### Document
⁂

As the students' bus made its way through the streets of Bombay, people were huddled by open fires next to the roads. At one point, the bus stopped to let a religious procession go by. Nelson-Pallmeyer looked out his window. On the sidewalk a two-year-old girl was screaming, sitting next to her mother, who had just died. "I remember watching the terror on that child's face," he recalls. The bus started moving again, eventually pulling up to what turned out to be a luxury hotel. Armed guards ushered the students to a dining room where a string quartet played as they were served a five-course meal.

"I couldn't do that," Nelson-Pallmeyer whispers. "I left the hotel. I spent my night walking through the streets of Bombay.

"That experience I had just had was a microcosm of the world," he continues. "I didn't want to live in a world where armed guards protect the privileged few from the squalor of the many. People should neither live in luxury hotels, nor should anyone live among the rats and roaches on the streets of Bombay."

From that point on, Nelson-Pallmeyer dedicated himself to changing the world for the better. He taught poor students in the ghettos of Chicago. He attended the progressive Union Theological Seminary in New York City, focusing on the world food crisis and the political and economic causes of hunger. He went on to author numerous books on issues of peace, justice, and religion (he is Lutheran and active in the ecumenical group St. Martin's Community). In 1984, as civil wars raged throughout Central America, he and his wife, Sara, moved to Managua, Nicaragua, where they set up a school. "I saw firsthand the United States making a terrorist army, waging a terrorist war," he says. They returned home in 1986, and Nelson-Pallmeyer divided his life between teaching, writing, public speaking, organizing, and raising his three daughters.

Then, in the mid-1990s, he was approached about teaching a course at St. Thomas, where a new program of justice and peace studies was taking off. When he started teaching, he offered the program's introductory course only once a year; now it's taught three times a semester. "I could have never written a better job description than what I do at St. Thomas," he says. "This program allows me to teach students around the subjects that are my life."

It's a curious thing about St. Thomas that those subjects are officially endorsed even though they aren't always welcome--especially since September 11. Ten days after the terrorist attacks, for instance, Nelson-Pallmeyer was one of several panelists at an open forum where students, faculty, and staff were invited to participate in a discussion to try to make some small bit of sense out of the chaos. The panel was made up of professors of varying disciplines, none of whom echoed the patriotic and militaristic rhetoric that had blanketed the rest of the country. They talked about political science, philosophy, economics, religion, and their own personal experiences. And they denounced the American foreign policy that led to the attacks on the United States.

⁂

### Dataset excerpts

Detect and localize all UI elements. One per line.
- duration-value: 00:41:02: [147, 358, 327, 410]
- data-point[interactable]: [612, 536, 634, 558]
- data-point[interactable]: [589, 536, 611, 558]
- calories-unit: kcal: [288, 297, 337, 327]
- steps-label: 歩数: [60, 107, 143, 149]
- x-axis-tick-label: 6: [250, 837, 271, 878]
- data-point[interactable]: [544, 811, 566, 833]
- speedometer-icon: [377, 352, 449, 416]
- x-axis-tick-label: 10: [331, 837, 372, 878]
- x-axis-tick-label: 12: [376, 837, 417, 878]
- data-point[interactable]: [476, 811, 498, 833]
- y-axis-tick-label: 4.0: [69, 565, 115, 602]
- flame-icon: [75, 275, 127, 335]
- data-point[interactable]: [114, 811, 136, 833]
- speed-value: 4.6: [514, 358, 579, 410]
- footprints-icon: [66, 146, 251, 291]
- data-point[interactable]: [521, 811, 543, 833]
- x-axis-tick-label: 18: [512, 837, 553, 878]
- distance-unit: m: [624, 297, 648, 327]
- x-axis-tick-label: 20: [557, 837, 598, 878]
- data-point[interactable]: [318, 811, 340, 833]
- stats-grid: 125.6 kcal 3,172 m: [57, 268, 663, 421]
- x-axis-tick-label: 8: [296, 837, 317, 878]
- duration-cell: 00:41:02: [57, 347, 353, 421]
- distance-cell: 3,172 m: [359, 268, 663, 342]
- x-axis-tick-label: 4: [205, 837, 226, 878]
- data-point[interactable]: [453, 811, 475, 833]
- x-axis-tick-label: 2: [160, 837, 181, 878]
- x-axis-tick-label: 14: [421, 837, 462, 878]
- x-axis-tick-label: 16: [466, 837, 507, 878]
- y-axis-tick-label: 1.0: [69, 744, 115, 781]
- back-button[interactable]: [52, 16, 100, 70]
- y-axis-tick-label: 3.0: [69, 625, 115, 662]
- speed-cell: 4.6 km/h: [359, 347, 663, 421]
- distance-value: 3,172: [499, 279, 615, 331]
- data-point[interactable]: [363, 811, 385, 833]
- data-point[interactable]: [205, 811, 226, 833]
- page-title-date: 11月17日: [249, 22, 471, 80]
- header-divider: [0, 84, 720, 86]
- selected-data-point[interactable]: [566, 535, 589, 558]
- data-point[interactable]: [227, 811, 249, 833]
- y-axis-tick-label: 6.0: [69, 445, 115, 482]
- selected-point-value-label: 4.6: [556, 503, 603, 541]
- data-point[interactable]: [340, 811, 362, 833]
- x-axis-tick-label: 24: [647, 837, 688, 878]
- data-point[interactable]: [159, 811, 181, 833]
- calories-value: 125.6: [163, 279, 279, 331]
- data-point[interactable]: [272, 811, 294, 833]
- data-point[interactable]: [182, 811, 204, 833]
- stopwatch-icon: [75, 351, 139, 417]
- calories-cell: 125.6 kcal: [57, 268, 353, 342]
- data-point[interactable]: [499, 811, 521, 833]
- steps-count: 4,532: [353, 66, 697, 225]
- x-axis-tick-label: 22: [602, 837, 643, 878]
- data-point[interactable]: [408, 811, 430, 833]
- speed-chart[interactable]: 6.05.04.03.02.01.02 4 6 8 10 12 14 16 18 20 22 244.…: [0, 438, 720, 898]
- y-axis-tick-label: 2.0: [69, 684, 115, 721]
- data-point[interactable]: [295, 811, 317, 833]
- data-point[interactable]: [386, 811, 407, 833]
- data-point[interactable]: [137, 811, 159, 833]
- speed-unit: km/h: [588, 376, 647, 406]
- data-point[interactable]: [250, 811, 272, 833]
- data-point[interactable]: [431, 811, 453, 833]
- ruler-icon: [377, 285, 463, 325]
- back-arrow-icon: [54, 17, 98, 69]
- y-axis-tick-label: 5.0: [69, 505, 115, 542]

⁂

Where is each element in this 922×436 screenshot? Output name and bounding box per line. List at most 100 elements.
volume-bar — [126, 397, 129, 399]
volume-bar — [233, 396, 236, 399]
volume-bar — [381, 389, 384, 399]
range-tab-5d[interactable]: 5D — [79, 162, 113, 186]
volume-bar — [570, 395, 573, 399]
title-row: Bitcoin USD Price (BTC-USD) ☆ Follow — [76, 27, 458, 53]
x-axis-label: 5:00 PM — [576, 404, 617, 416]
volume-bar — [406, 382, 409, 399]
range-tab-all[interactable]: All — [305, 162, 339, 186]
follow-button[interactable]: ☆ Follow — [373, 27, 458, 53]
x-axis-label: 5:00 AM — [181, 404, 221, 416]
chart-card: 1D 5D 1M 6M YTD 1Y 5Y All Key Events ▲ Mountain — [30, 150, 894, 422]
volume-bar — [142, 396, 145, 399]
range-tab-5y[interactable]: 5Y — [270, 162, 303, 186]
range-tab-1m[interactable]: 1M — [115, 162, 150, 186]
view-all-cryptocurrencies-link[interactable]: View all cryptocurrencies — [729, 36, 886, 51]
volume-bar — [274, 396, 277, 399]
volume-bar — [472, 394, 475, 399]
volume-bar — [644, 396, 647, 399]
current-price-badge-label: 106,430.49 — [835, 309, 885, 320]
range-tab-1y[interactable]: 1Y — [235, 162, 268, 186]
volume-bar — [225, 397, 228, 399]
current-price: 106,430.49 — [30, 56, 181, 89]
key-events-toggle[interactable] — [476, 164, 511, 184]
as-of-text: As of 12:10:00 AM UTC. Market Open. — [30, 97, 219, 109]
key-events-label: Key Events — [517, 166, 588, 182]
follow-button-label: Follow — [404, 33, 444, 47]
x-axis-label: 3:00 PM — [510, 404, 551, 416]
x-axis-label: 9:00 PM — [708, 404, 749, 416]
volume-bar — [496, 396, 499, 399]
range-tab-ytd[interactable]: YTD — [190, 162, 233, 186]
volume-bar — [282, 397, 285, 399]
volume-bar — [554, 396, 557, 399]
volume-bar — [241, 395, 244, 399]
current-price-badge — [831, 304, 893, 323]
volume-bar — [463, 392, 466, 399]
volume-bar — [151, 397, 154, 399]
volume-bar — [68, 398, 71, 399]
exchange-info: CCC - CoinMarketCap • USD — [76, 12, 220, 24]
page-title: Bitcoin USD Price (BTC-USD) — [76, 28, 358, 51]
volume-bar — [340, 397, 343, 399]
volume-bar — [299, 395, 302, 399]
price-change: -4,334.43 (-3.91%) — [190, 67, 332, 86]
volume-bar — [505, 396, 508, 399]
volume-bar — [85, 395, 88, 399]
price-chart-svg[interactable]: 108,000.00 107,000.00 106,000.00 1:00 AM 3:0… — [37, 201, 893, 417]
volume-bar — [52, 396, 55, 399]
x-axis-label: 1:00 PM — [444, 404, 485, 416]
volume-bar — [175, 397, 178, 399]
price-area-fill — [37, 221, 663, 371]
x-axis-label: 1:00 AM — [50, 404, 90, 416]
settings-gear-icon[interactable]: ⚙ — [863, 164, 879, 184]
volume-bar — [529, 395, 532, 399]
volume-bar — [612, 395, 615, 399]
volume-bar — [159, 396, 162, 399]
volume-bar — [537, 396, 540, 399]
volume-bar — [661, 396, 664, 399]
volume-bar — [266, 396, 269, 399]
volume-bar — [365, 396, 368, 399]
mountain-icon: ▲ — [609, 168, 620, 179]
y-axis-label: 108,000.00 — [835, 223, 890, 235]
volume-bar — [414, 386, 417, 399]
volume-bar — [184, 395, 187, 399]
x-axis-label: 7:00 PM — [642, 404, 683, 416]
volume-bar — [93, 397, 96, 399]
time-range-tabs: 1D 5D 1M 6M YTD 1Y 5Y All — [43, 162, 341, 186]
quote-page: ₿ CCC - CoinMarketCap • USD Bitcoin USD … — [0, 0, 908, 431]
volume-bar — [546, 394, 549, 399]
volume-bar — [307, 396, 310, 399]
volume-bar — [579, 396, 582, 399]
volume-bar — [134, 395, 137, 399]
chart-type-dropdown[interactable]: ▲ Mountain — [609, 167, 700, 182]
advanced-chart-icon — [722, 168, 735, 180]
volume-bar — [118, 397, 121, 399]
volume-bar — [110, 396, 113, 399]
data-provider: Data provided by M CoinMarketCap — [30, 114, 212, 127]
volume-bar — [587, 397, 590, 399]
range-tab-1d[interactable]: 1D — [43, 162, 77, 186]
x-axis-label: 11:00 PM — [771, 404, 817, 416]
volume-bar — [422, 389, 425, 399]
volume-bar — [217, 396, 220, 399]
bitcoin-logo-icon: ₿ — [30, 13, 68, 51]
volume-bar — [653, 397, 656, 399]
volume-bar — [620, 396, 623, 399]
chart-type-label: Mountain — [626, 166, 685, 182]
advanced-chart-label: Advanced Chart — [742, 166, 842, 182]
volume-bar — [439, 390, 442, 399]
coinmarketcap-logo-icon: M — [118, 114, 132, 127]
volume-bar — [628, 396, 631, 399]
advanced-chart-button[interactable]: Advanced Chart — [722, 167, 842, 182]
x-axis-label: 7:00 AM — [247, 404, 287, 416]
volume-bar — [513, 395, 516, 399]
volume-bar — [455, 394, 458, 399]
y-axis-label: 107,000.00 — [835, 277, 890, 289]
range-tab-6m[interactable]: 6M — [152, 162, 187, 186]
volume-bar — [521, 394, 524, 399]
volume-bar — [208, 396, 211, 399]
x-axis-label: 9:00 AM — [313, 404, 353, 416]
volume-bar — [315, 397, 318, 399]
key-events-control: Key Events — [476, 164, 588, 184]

⁂

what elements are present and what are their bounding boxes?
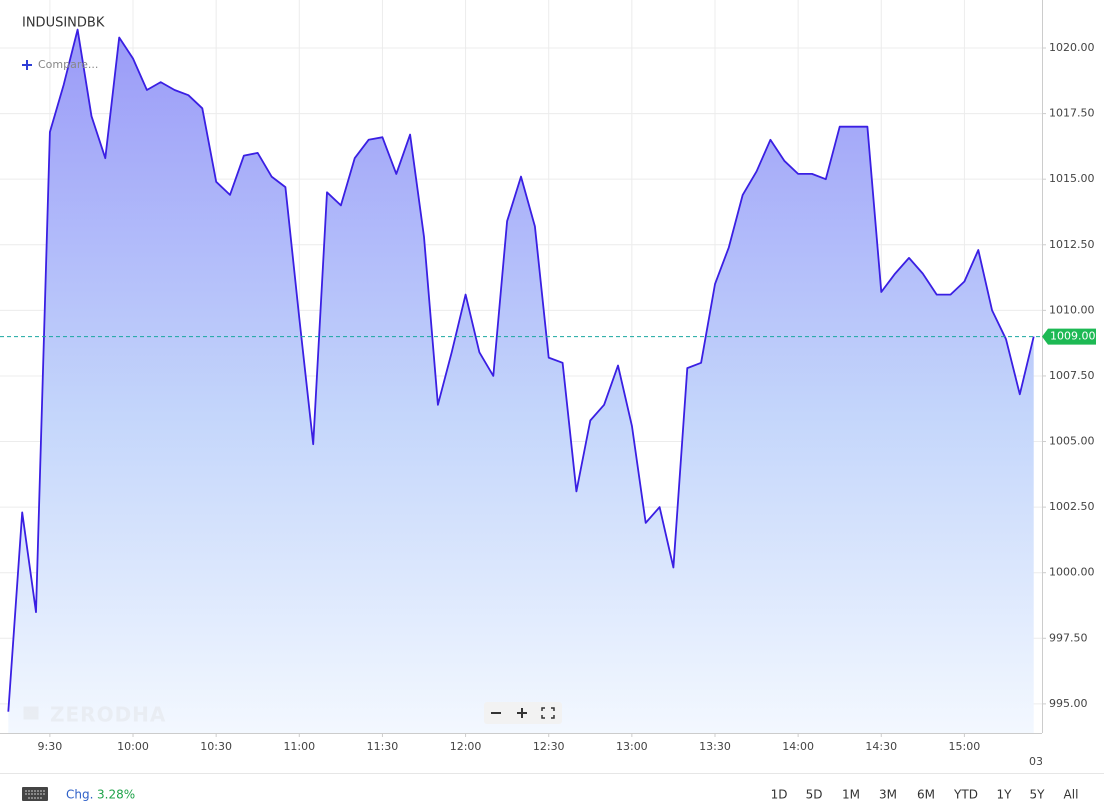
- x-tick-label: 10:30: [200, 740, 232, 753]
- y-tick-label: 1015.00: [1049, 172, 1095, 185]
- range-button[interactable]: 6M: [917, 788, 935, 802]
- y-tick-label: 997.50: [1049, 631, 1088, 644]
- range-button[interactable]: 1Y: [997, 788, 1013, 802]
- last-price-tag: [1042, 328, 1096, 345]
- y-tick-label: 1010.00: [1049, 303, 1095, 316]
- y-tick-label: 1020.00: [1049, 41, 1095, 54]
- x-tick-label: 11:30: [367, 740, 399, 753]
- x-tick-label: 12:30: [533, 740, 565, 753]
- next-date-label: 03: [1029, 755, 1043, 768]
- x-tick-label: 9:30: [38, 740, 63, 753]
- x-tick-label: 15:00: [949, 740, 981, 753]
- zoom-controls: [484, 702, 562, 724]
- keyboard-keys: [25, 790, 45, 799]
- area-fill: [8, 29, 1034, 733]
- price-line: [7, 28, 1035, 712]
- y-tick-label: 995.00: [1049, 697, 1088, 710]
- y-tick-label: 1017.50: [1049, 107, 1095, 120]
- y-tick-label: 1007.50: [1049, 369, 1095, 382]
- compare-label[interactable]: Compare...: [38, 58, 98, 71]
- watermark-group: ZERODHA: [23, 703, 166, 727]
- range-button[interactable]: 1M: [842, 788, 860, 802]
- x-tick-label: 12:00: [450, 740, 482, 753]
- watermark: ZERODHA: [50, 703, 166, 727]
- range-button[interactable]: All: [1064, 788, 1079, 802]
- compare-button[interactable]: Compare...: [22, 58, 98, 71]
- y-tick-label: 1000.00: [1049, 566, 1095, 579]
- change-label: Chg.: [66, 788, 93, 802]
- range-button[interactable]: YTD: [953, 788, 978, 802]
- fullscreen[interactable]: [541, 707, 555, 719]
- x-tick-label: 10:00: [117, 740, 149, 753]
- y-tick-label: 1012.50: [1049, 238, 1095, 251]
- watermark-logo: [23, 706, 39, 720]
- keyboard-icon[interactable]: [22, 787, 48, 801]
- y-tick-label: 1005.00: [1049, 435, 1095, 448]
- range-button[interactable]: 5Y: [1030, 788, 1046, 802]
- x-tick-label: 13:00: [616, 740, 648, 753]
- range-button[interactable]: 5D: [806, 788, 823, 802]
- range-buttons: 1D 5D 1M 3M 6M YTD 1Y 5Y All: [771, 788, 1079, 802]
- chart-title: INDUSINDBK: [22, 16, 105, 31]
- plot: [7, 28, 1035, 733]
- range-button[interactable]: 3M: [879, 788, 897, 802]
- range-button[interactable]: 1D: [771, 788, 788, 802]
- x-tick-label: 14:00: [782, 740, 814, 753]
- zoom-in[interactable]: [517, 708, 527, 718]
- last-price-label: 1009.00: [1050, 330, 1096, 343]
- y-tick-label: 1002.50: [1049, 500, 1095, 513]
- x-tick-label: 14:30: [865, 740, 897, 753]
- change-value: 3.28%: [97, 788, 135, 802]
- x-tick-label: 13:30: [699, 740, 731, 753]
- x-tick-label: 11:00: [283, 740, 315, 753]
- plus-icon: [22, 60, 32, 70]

⁂

### Do this
Continue the text about Nelson-Pallmeyer from the sentence where it ends.

### Answer for this exercise
Nelson-Pallmeyer was particularly exercised. He took off his glasses and began to speak to the packed auditorium, his voice surprisingly forceful as he decried the great disparities between the world's economies and the injustices of U.S. foreign policy. "I see the signs that say, 'God Bless America,'" he noted. "Why not 'God Bless This World?'" The audience burst into applause. "When terror comes to us we weep," he continued. "But we should always weep for the rest of the world."

A few weeks later, the student newspaper, the Aquin, carried an entire op-ed column lambasting Nelson-Pallmeyer. "The forum seemed to be dominated by Jack Nelson-Pallmeyer and his soundbite-worthy emotional denunciations of the United States," wrote opinions writer Dan Kaffine, a student. "Unfortunately, his comments were so far afield from the world known as 'reality' that I am forced to say something. This is not a personal attack on Nelson-Pallmeyer. I just disagreed with nearly every point he made, as they were so inaccurate and so fiery in their conviction as to make them laughable."  

Nelson-Pallmeyer shakes off the criticism, but he does note that the newspaper's attacks on him and the student coalition he advises have escalated in recent months. "We're going to talk about the aftermath of September 11th and raise uncomfortable issues surrounding U.S. foreign policy," he explains. "To facilitate discussion is good, but these attacks polarize rather than open discussion."


Back in 1969 when Nelson-Pallmeyer was a freshman at St. Olaf, students across the country were the voices most vehemently critical of the war in Vietnam and the United States' role in it. Even at conservative colleges students protested and held teach-ins, scrutinizing the U.S. government in unprecedented ways. During those years of upheaval--war in Vietnam, violence in Cambodia, shootings at Kent State University--it was the students who took the lead, trying to figure out what the events meant, Nelson-Pallmeyer recalls.

"The war was ever-present," Nelson-Pallmeyer says. "The threat of the draft was very real. Every one of us knew someone from high school who was sent to Vietnam. It was very personal and overwhelming."

Despite the fact that it was disillusioning to learn about the U.S. role in the war, the prevailing atmosphere on campuses was questioning and critical. Even at St. Thomas-- back then a much smaller, all-male school--students agitated for an end to the war and encouraged strikes and marches.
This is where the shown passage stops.